The records that follow are to be transcribed in full, without their images.

━━━━

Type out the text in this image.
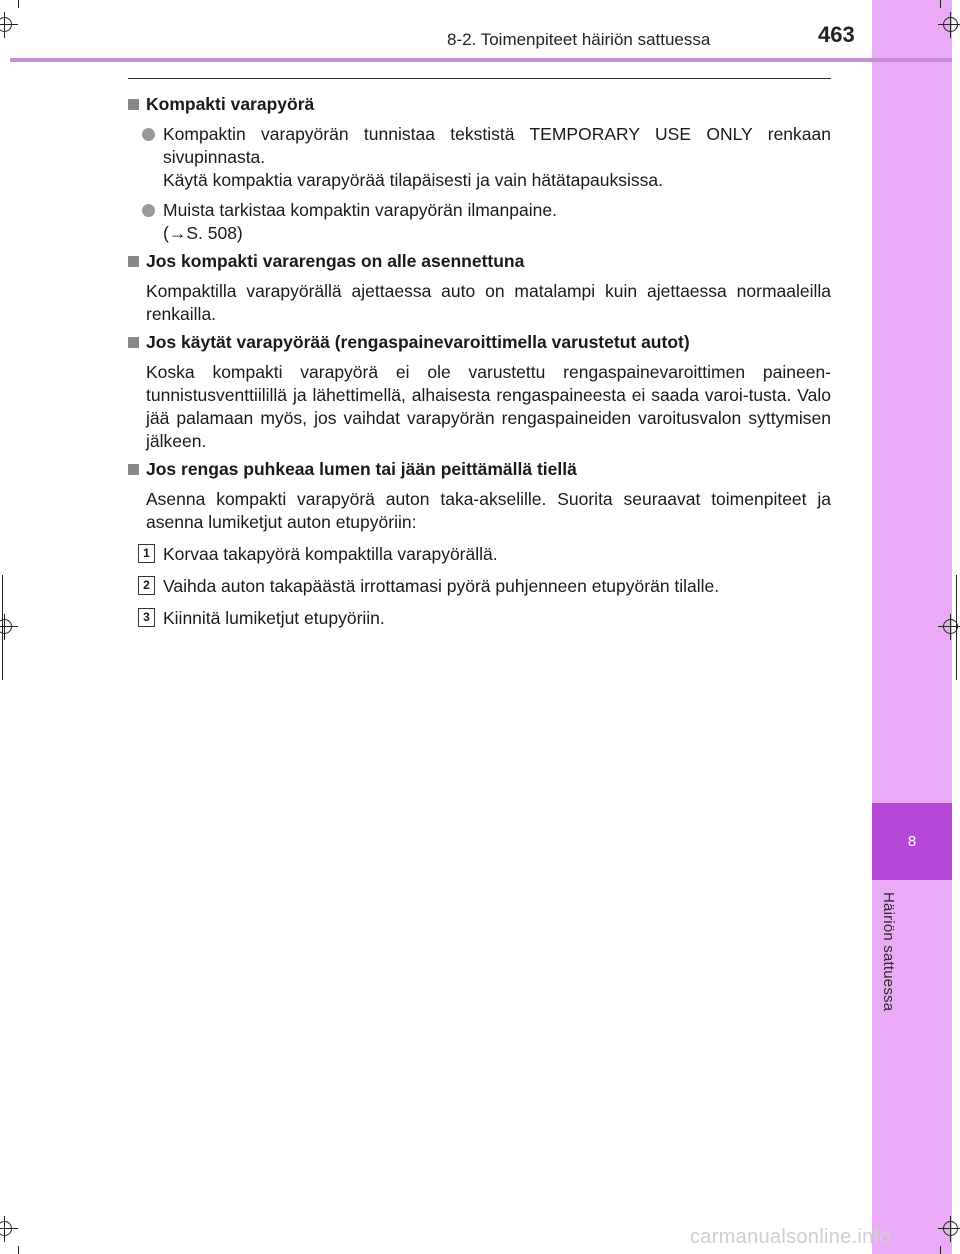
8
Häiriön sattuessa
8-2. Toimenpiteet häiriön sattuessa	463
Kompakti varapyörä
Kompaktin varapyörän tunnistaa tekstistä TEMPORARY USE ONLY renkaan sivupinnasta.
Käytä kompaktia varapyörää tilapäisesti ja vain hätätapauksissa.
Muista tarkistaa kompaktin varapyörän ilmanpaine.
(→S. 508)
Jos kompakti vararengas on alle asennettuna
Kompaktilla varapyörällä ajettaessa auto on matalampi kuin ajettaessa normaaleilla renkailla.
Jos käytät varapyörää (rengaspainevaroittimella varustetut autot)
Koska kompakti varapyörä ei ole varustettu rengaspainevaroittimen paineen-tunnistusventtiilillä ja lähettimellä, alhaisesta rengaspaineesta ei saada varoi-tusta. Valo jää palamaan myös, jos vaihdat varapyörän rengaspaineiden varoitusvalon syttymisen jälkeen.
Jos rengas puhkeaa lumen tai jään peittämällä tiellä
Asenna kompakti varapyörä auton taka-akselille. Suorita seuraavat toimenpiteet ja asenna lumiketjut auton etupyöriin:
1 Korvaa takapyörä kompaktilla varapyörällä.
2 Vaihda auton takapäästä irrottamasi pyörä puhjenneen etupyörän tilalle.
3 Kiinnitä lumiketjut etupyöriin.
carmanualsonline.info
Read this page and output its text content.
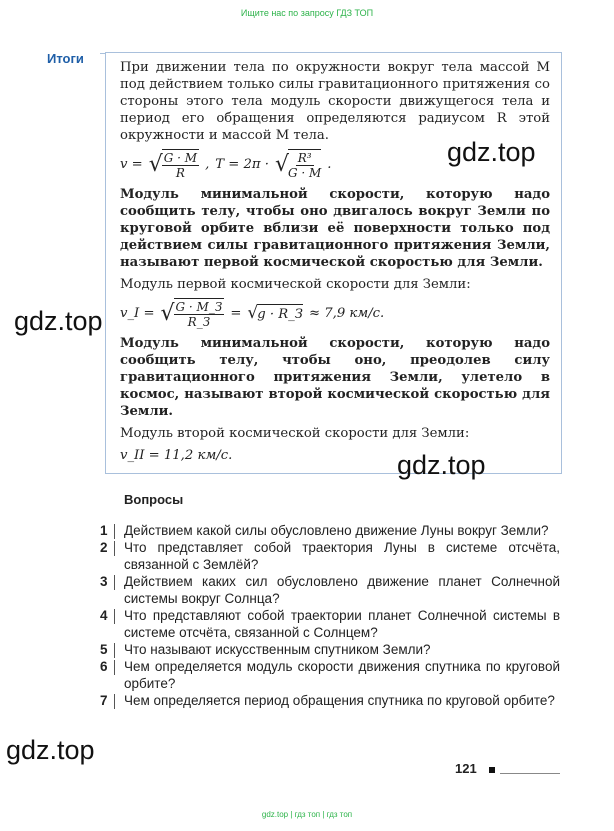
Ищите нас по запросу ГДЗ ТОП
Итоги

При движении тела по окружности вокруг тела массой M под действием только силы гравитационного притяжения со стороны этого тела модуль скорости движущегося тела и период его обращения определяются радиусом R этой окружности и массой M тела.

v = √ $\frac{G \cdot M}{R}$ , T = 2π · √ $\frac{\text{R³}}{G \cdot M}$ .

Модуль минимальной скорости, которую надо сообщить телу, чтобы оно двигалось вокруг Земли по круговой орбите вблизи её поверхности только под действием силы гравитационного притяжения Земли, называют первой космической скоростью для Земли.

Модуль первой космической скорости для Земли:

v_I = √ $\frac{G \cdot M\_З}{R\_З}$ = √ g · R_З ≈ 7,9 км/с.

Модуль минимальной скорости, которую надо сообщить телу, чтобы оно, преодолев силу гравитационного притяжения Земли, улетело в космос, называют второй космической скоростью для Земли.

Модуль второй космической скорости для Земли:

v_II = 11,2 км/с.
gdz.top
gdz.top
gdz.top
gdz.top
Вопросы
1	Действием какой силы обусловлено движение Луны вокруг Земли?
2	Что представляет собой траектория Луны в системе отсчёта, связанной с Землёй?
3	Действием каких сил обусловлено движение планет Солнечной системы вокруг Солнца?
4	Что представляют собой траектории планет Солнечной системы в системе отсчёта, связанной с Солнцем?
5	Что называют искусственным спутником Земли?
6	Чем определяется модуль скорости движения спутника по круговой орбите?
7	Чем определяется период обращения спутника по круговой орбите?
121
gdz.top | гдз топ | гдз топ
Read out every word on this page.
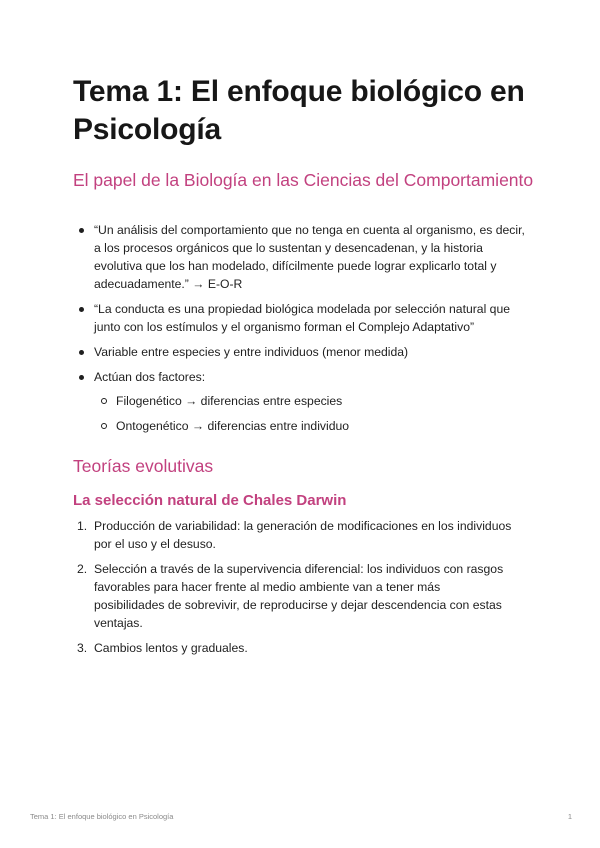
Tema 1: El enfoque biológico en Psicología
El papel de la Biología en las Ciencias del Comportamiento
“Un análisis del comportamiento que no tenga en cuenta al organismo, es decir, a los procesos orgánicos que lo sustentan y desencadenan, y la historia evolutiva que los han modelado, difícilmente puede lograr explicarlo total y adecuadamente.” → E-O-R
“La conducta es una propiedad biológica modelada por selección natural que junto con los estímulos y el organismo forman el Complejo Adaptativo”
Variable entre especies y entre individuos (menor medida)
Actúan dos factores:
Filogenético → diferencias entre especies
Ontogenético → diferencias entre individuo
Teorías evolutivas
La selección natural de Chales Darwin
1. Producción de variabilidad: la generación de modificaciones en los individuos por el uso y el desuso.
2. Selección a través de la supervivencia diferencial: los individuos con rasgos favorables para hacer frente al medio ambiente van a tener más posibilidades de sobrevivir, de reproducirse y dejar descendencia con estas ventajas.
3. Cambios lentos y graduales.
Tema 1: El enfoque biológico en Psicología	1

━━━━

Answer:
Type out the text in this image.
8
Häiriön sattuessa
8-2. Toimenpiteet häiriön sattuessa	463
Kompakti varapyörä
Kompaktin varapyörän tunnistaa tekstistä TEMPORARY USE ONLY renkaan sivupinnasta.
Käytä kompaktia varapyörää tilapäisesti ja vain hätätapauksissa.
Muista tarkistaa kompaktin varapyörän ilmanpaine.
(→S. 508)
Jos kompakti vararengas on alle asennettuna
Kompaktilla varapyörällä ajettaessa auto on matalampi kuin ajettaessa normaaleilla renkailla.
Jos käytät varapyörää (rengaspainevaroittimella varustetut autot)
Koska kompakti varapyörä ei ole varustettu rengaspainevaroittimen paineen-tunnistusventtiilillä ja lähettimellä, alhaisesta rengaspaineesta ei saada varoi-tusta. Valo jää palamaan myös, jos vaihdat varapyörän rengaspaineiden varoitusvalon syttymisen jälkeen.
Jos rengas puhkeaa lumen tai jään peittämällä tiellä
Asenna kompakti varapyörä auton taka-akselille. Suorita seuraavat toimenpiteet ja asenna lumiketjut auton etupyöriin:
1 Korvaa takapyörä kompaktilla varapyörällä.
2 Vaihda auton takapäästä irrottamasi pyörä puhjenneen etupyörän tilalle.
3 Kiinnitä lumiketjut etupyöriin.
carmanualsonline.info
Read this page and output its text content.
Ищите нас по запросу ГДЗ ТОП
Итоги

При движении тела по окружности вокруг тела массой M под действием только силы гравитационного притяжения со стороны этого тела модуль скорости движущегося тела и период его обращения определяются радиусом R этой окружности и массой M тела.

v = √ $\frac{G \cdot M}{R}$ , T = 2π · √ $\frac{\text{R³}}{G \cdot M}$ .

Модуль минимальной скорости, которую надо сообщить телу, чтобы оно двигалось вокруг Земли по круговой орбите вблизи её поверхности только под действием силы гравитационного притяжения Земли, называют первой космической скоростью для Земли.

Модуль первой космической скорости для Земли:

v_I = √ $\frac{G \cdot M\_З}{R\_З}$ = √ g · R_З ≈ 7,9 км/с.

Модуль минимальной скорости, которую надо сообщить телу, чтобы оно, преодолев силу гравитационного притяжения Земли, улетело в космос, называют второй космической скоростью для Земли.

Модуль второй космической скорости для Земли:

v_II = 11,2 км/с.
gdz.top
gdz.top
gdz.top
gdz.top
Вопросы
1	Действием какой силы обусловлено движение Луны вокруг Земли?
2	Что представляет собой траектория Луны в системе отсчёта, связанной с Землёй?
3	Действием каких сил обусловлено движение планет Солнечной системы вокруг Солнца?
4	Что представляют собой траектории планет Солнечной системы в системе отсчёта, связанной с Солнцем?
5	Что называют искусственным спутником Земли?
6	Чем определяется модуль скорости движения спутника по круговой орбите?
7	Чем определяется период обращения спутника по круговой орбите?
121
gdz.top | гдз топ | гдз топ
Read out every word on this page.
Tema 1: El enfoque biológico en Psicología
El papel de la Biología en las Ciencias del Comportamiento
“Un análisis del comportamiento que no tenga en cuenta al organismo, es decir, a los procesos orgánicos que lo sustentan y desencadenan, y la historia evolutiva que los han modelado, difícilmente puede lograr explicarlo total y adecuadamente.” → E-O-R
“La conducta es una propiedad biológica modelada por selección natural que junto con los estímulos y el organismo forman el Complejo Adaptativo”
Variable entre especies y entre individuos (menor medida)
Actúan dos factores:
Filogenético → diferencias entre especies
Ontogenético → diferencias entre individuo
Teorías evolutivas
La selección natural de Chales Darwin
1. Producción de variabilidad: la generación de modificaciones en los individuos por el uso y el desuso.
2. Selección a través de la supervivencia diferencial: los individuos con rasgos favorables para hacer frente al medio ambiente van a tener más posibilidades de sobrevivir, de reproducirse y dejar descendencia con estas ventajas.
3. Cambios lentos y graduales.
Tema 1: El enfoque biológico en Psicología	1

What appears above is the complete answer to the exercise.